## [WHAT THE TASK ASKS]
Set down each record exactly as written.
* START EXERCISE INPUT *
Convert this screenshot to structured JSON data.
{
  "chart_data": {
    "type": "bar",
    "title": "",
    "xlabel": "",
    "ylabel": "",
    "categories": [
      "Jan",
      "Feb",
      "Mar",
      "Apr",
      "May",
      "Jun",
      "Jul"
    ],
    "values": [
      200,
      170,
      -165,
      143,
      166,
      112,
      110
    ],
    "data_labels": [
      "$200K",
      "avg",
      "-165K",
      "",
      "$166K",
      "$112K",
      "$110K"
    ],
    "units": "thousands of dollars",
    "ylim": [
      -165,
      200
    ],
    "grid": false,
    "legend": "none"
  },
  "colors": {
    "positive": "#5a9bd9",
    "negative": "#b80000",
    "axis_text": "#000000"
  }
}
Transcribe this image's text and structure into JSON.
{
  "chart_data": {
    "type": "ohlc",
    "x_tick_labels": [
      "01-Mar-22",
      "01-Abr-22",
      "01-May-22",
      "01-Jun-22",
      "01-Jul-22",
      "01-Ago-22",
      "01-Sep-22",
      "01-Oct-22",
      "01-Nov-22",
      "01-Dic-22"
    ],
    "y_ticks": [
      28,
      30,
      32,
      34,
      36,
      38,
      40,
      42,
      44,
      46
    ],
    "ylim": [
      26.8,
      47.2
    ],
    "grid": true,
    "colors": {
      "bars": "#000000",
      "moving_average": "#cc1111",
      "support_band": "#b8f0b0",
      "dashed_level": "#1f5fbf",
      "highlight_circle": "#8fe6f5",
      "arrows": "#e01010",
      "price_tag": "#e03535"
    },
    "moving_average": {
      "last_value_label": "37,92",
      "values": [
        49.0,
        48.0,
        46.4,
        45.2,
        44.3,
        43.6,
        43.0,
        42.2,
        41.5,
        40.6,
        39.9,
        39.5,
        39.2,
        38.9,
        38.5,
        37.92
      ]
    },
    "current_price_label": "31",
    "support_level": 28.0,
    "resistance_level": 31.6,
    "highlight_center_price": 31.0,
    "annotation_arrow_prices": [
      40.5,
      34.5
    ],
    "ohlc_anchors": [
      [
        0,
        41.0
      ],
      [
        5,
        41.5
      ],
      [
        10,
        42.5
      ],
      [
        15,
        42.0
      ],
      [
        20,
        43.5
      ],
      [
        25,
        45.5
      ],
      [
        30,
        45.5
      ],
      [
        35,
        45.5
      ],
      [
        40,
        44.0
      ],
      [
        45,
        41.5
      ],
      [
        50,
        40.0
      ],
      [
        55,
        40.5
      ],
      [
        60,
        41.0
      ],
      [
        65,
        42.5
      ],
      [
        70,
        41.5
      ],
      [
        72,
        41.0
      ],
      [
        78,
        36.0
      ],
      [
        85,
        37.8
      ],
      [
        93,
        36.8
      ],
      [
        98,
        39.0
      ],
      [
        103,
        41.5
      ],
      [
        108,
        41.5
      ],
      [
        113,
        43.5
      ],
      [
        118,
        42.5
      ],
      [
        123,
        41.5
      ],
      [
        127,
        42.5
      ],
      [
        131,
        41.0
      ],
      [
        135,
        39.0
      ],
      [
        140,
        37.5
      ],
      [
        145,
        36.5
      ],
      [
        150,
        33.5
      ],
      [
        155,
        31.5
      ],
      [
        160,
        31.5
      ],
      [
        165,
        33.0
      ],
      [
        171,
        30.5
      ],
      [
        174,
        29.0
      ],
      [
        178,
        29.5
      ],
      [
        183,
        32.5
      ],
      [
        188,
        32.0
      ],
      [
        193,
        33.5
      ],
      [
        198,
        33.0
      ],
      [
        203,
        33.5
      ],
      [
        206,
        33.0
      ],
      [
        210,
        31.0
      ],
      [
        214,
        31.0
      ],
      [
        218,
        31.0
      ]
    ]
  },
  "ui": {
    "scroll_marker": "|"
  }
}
* END EXERCISE INPUT *
## [SOLUTION TO THE EXERCISE]
Convert this screenshot to structured JSON data.
{
  "chart_data": {
    "type": "bar",
    "title": "",
    "xlabel": "",
    "ylabel": "",
    "categories": [
      "Jan",
      "Feb",
      "Mar",
      "Apr",
      "May",
      "Jun",
      "Jul"
    ],
    "values": [
      200,
      170,
      -165,
      143,
      166,
      112,
      110
    ],
    "data_labels": [
      "$200K",
      "avg",
      "-165K",
      "",
      "$166K",
      "$112K",
      "$110K"
    ],
    "units": "thousands of dollars",
    "ylim": [
      -165,
      200
    ],
    "grid": false,
    "legend": "none"
  },
  "colors": {
    "positive": "#5a9bd9",
    "negative": "#b80000",
    "axis_text": "#000000"
  }
}
Transcribe this image's text and structure into JSON.
{
  "chart_data": {
    "type": "ohlc",
    "x_tick_labels": [
      "01-Mar-22",
      "01-Abr-22",
      "01-May-22",
      "01-Jun-22",
      "01-Jul-22",
      "01-Ago-22",
      "01-Sep-22",
      "01-Oct-22",
      "01-Nov-22",
      "01-Dic-22"
    ],
    "y_ticks": [
      28,
      30,
      32,
      34,
      36,
      38,
      40,
      42,
      44,
      46
    ],
    "ylim": [
      26.8,
      47.2
    ],
    "grid": true,
    "colors": {
      "bars": "#000000",
      "moving_average": "#cc1111",
      "support_band": "#b8f0b0",
      "dashed_level": "#1f5fbf",
      "highlight_circle": "#8fe6f5",
      "arrows": "#e01010",
      "price_tag": "#e03535"
    },
    "moving_average": {
      "last_value_label": "37,92",
      "values": [
        49.0,
        48.0,
        46.4,
        45.2,
        44.3,
        43.6,
        43.0,
        42.2,
        41.5,
        40.6,
        39.9,
        39.5,
        39.2,
        38.9,
        38.5,
        37.92
      ]
    },
    "current_price_label": "31",
    "support_level": 28.0,
    "resistance_level": 31.6,
    "highlight_center_price": 31.0,
    "annotation_arrow_prices": [
      40.5,
      34.5
    ],
    "ohlc_anchors": [
      [
        0,
        41.0
      ],
      [
        5,
        41.5
      ],
      [
        10,
        42.5
      ],
      [
        15,
        42.0
      ],
      [
        20,
        43.5
      ],
      [
        25,
        45.5
      ],
      [
        30,
        45.5
      ],
      [
        35,
        45.5
      ],
      [
        40,
        44.0
      ],
      [
        45,
        41.5
      ],
      [
        50,
        40.0
      ],
      [
        55,
        40.5
      ],
      [
        60,
        41.0
      ],
      [
        65,
        42.5
      ],
      [
        70,
        41.5
      ],
      [
        72,
        41.0
      ],
      [
        78,
        36.0
      ],
      [
        85,
        37.8
      ],
      [
        93,
        36.8
      ],
      [
        98,
        39.0
      ],
      [
        103,
        41.5
      ],
      [
        108,
        41.5
      ],
      [
        113,
        43.5
      ],
      [
        118,
        42.5
      ],
      [
        123,
        41.5
      ],
      [
        127,
        42.5
      ],
      [
        131,
        41.0
      ],
      [
        135,
        39.0
      ],
      [
        140,
        37.5
      ],
      [
        145,
        36.5
      ],
      [
        150,
        33.5
      ],
      [
        155,
        31.5
      ],
      [
        160,
        31.5
      ],
      [
        165,
        33.0
      ],
      [
        171,
        30.5
      ],
      [
        174,
        29.0
      ],
      [
        178,
        29.5
      ],
      [
        183,
        32.5
      ],
      [
        188,
        32.0
      ],
      [
        193,
        33.5
      ],
      [
        198,
        33.0
      ],
      [
        203,
        33.5
      ],
      [
        206,
        33.0
      ],
      [
        210,
        31.0
      ],
      [
        214,
        31.0
      ],
      [
        218,
        31.0
      ]
    ]
  },
  "ui": {
    "scroll_marker": "|"
  }
}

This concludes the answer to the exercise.